(Dataset rows)
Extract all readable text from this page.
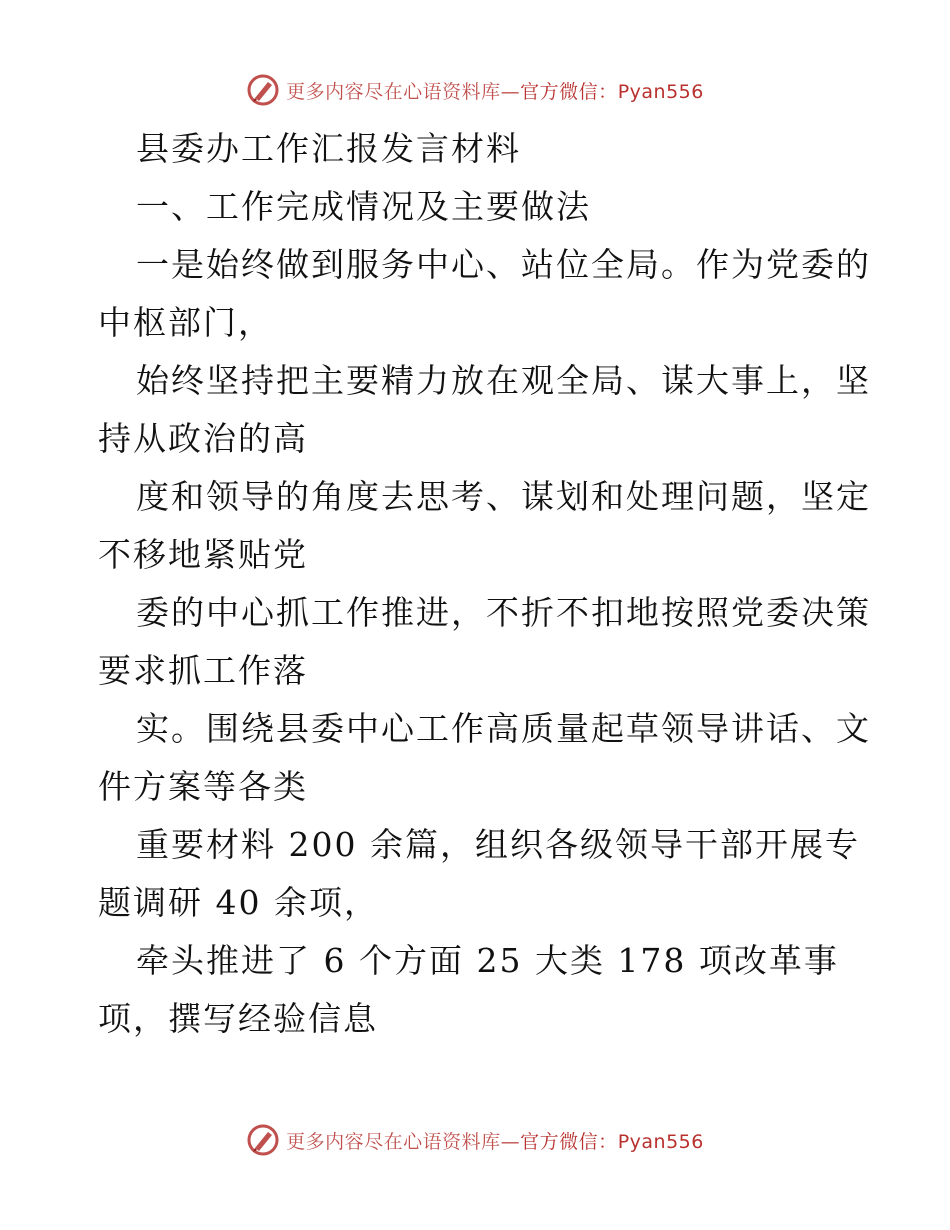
更多内容尽在心语资料库—官方微信：Pyan556
县委办工作汇报发言材料
一、工作完成情况及主要做法
一是始终做到服务中心、站位全局。作为党委的
中枢部门，
始终坚持把主要精力放在观全局、谋大事上，坚
持从政治的高
度和领导的角度去思考、谋划和处理问题，坚定
不移地紧贴党
委的中心抓工作推进，不折不扣地按照党委决策
要求抓工作落
实。围绕县委中心工作高质量起草领导讲话、文
件方案等各类
重要材料 200 余篇，组织各级领导干部开展专
题调研 40 余项，
牵头推进了 6 个方面 25 大类 178 项改革事
项，撰写经验信息
更多内容尽在心语资料库—官方微信：Pyan556
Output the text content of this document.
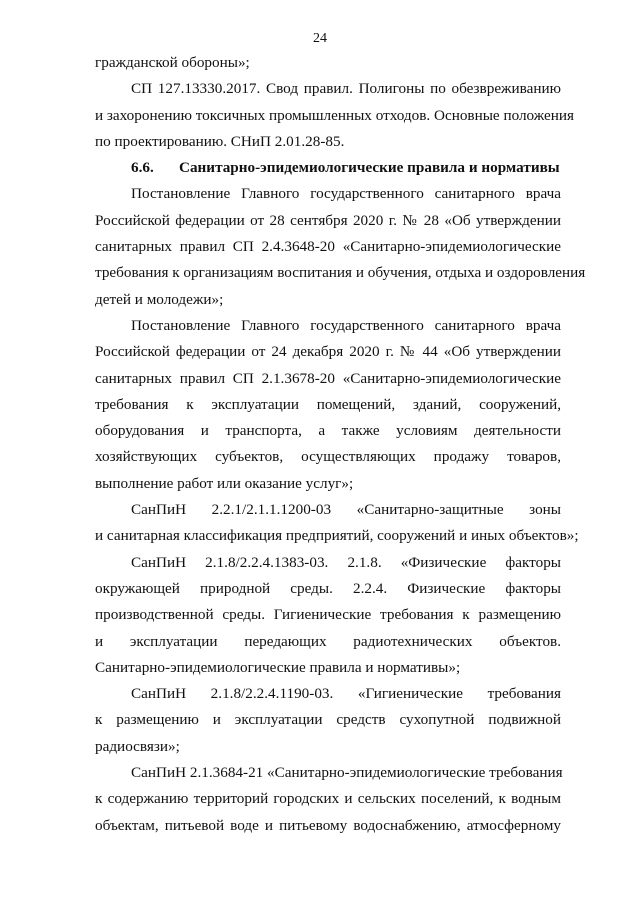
24
гражданской обороны»;
СП 127.13330.2017. Свод правил. Полигоны по обезвреживанию
и захоронению токсичных промышленных отходов. Основные положения
по проектированию. СНиП 2.01.28-85.
6.6. Санитарно-эпидемиологические правила и нормативы
Постановление Главного государственного санитарного врача
Российской федерации от 28 сентября 2020 г. № 28 «Об утверждении
санитарных правил СП 2.4.3648-20 «Санитарно-эпидемиологические
требования к организациям воспитания и обучения, отдыха и оздоровления
детей и молодежи»;
Постановление Главного государственного санитарного врача
Российской федерации от 24 декабря 2020 г. № 44 «Об утверждении
санитарных правил СП 2.1.3678-20 «Санитарно-эпидемиологические
требования к эксплуатации помещений, зданий, сооружений,
оборудования и транспорта, а также условиям деятельности
хозяйствующих субъектов, осуществляющих продажу товаров,
выполнение работ или оказание услуг»;
СанПиН 2.2.1/2.1.1.1200-03 «Санитарно-защитные зоны
и санитарная классификация предприятий, сооружений и иных объектов»;
СанПиН 2.1.8/2.2.4.1383-03. 2.1.8. «Физические факторы
окружающей природной среды. 2.2.4. Физические факторы
производственной среды. Гигиенические требования к размещению
и эксплуатации передающих радиотехнических объектов.
Санитарно-эпидемиологические правила и нормативы»;
СанПиН 2.1.8/2.2.4.1190-03. «Гигиенические требования
к размещению и эксплуатации средств сухопутной подвижной
радиосвязи»;
СанПиН 2.1.3684-21 «Санитарно-эпидемиологические требования
к содержанию территорий городских и сельских поселений, к водным
объектам, питьевой воде и питьевому водоснабжению, атмосферному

EXERCISE REQUIREMENTS ->
Reproduce all the entries that precede this task, word for word, minus any pictures.

EXPECTED ANSWER ->
Extract all readable text from this page.
更多内容尽在心语资料库—官方微信：Pyan556
县委办工作汇报发言材料
一、工作完成情况及主要做法
一是始终做到服务中心、站位全局。作为党委的
中枢部门，
始终坚持把主要精力放在观全局、谋大事上，坚
持从政治的高
度和领导的角度去思考、谋划和处理问题，坚定
不移地紧贴党
委的中心抓工作推进，不折不扣地按照党委决策
要求抓工作落
实。围绕县委中心工作高质量起草领导讲话、文
件方案等各类
重要材料 200 余篇，组织各级领导干部开展专
题调研 40 余项，
牵头推进了 6 个方面 25 大类 178 项改革事
项，撰写经验信息
更多内容尽在心语资料库—官方微信：Pyan556
Output the text content of this document.
24
гражданской обороны»;
СП 127.13330.2017. Свод правил. Полигоны по обезвреживанию
и захоронению токсичных промышленных отходов. Основные положения
по проектированию. СНиП 2.01.28-85.
6.6. Санитарно-эпидемиологические правила и нормативы
Постановление Главного государственного санитарного врача
Российской федерации от 28 сентября 2020 г. № 28 «Об утверждении
санитарных правил СП 2.4.3648-20 «Санитарно-эпидемиологические
требования к организациям воспитания и обучения, отдыха и оздоровления
детей и молодежи»;
Постановление Главного государственного санитарного врача
Российской федерации от 24 декабря 2020 г. № 44 «Об утверждении
санитарных правил СП 2.1.3678-20 «Санитарно-эпидемиологические
требования к эксплуатации помещений, зданий, сооружений,
оборудования и транспорта, а также условиям деятельности
хозяйствующих субъектов, осуществляющих продажу товаров,
выполнение работ или оказание услуг»;
СанПиН 2.2.1/2.1.1.1200-03 «Санитарно-защитные зоны
и санитарная классификация предприятий, сооружений и иных объектов»;
СанПиН 2.1.8/2.2.4.1383-03. 2.1.8. «Физические факторы
окружающей природной среды. 2.2.4. Физические факторы
производственной среды. Гигиенические требования к размещению
и эксплуатации передающих радиотехнических объектов.
Санитарно-эпидемиологические правила и нормативы»;
СанПиН 2.1.8/2.2.4.1190-03. «Гигиенические требования
к размещению и эксплуатации средств сухопутной подвижной
радиосвязи»;
СанПиН 2.1.3684-21 «Санитарно-эпидемиологические требования
к содержанию территорий городских и сельских поселений, к водным
объектам, питьевой воде и питьевому водоснабжению, атмосферному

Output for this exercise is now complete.